_Your task_:
Below are some entries. Work out how many of their lines hold the word "executing", and write that number alone.

_Supplied data_:
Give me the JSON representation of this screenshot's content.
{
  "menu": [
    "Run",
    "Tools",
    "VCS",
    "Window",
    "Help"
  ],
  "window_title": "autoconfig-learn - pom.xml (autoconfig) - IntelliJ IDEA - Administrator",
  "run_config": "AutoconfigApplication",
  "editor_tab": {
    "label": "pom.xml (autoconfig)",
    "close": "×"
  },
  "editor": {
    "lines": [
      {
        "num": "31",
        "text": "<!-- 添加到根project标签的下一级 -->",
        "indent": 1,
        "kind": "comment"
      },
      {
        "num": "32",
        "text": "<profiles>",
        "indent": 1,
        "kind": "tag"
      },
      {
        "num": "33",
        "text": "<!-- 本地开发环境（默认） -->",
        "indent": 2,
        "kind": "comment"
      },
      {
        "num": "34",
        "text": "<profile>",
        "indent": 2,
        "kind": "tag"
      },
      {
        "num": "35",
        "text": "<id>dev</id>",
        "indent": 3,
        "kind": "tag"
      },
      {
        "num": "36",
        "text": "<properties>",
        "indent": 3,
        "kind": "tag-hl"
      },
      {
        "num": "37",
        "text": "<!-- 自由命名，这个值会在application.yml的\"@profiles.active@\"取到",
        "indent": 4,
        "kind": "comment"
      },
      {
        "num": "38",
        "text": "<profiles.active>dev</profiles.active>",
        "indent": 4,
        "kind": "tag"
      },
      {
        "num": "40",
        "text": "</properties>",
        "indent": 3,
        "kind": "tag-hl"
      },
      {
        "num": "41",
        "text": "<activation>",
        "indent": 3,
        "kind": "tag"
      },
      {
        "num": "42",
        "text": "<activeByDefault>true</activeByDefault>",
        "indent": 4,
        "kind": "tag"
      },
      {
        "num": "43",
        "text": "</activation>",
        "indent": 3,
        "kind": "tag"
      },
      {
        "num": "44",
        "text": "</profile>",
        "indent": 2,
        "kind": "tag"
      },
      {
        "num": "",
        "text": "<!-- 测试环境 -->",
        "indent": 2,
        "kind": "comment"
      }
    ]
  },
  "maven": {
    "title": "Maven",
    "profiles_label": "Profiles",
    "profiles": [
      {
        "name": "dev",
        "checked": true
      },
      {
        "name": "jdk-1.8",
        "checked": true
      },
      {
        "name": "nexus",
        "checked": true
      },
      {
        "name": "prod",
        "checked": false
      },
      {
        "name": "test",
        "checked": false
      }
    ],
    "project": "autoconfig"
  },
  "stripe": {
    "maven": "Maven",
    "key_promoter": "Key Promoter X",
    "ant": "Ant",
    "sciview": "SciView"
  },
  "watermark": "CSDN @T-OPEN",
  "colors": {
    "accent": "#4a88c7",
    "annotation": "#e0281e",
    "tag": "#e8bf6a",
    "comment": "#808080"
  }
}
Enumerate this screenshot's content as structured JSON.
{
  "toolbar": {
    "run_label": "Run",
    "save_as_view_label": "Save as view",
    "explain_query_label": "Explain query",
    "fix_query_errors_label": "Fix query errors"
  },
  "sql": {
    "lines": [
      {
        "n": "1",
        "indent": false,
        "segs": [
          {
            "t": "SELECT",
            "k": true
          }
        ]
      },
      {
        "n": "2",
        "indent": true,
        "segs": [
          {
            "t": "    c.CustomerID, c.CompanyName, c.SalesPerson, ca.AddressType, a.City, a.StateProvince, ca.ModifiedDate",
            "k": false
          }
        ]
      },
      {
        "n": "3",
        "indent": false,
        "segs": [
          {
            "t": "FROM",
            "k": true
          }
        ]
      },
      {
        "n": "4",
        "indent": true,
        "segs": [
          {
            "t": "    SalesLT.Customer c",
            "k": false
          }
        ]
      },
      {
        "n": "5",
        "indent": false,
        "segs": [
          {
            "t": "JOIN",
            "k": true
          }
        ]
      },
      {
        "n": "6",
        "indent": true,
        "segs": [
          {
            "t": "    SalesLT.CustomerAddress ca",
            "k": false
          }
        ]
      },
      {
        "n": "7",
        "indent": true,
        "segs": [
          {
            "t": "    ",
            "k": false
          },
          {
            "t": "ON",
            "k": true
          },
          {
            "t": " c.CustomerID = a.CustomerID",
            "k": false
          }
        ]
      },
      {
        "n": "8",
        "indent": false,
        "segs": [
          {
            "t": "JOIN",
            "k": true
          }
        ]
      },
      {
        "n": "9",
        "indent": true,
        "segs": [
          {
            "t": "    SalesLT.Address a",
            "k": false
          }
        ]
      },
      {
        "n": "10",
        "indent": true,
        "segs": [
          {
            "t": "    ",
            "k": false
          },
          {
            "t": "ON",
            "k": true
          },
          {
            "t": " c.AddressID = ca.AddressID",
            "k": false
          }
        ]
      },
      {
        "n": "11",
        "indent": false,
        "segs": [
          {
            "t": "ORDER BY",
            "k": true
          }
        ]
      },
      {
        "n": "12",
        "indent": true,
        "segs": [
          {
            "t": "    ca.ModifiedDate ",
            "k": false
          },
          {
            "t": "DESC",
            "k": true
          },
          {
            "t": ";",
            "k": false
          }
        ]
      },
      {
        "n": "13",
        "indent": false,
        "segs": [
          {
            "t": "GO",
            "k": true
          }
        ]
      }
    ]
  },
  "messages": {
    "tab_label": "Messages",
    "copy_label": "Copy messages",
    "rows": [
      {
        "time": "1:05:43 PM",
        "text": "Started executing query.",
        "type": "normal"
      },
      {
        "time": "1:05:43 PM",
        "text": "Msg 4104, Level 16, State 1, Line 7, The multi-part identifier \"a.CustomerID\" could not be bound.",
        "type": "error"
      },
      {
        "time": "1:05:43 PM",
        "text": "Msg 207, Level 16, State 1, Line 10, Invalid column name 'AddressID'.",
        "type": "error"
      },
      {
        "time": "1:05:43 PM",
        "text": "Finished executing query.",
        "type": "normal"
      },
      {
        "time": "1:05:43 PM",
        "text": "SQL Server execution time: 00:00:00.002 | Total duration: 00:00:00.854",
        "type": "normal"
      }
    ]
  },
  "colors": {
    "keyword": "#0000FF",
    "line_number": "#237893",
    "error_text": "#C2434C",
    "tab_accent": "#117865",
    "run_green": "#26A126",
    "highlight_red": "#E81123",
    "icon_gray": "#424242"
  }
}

_Response_:
2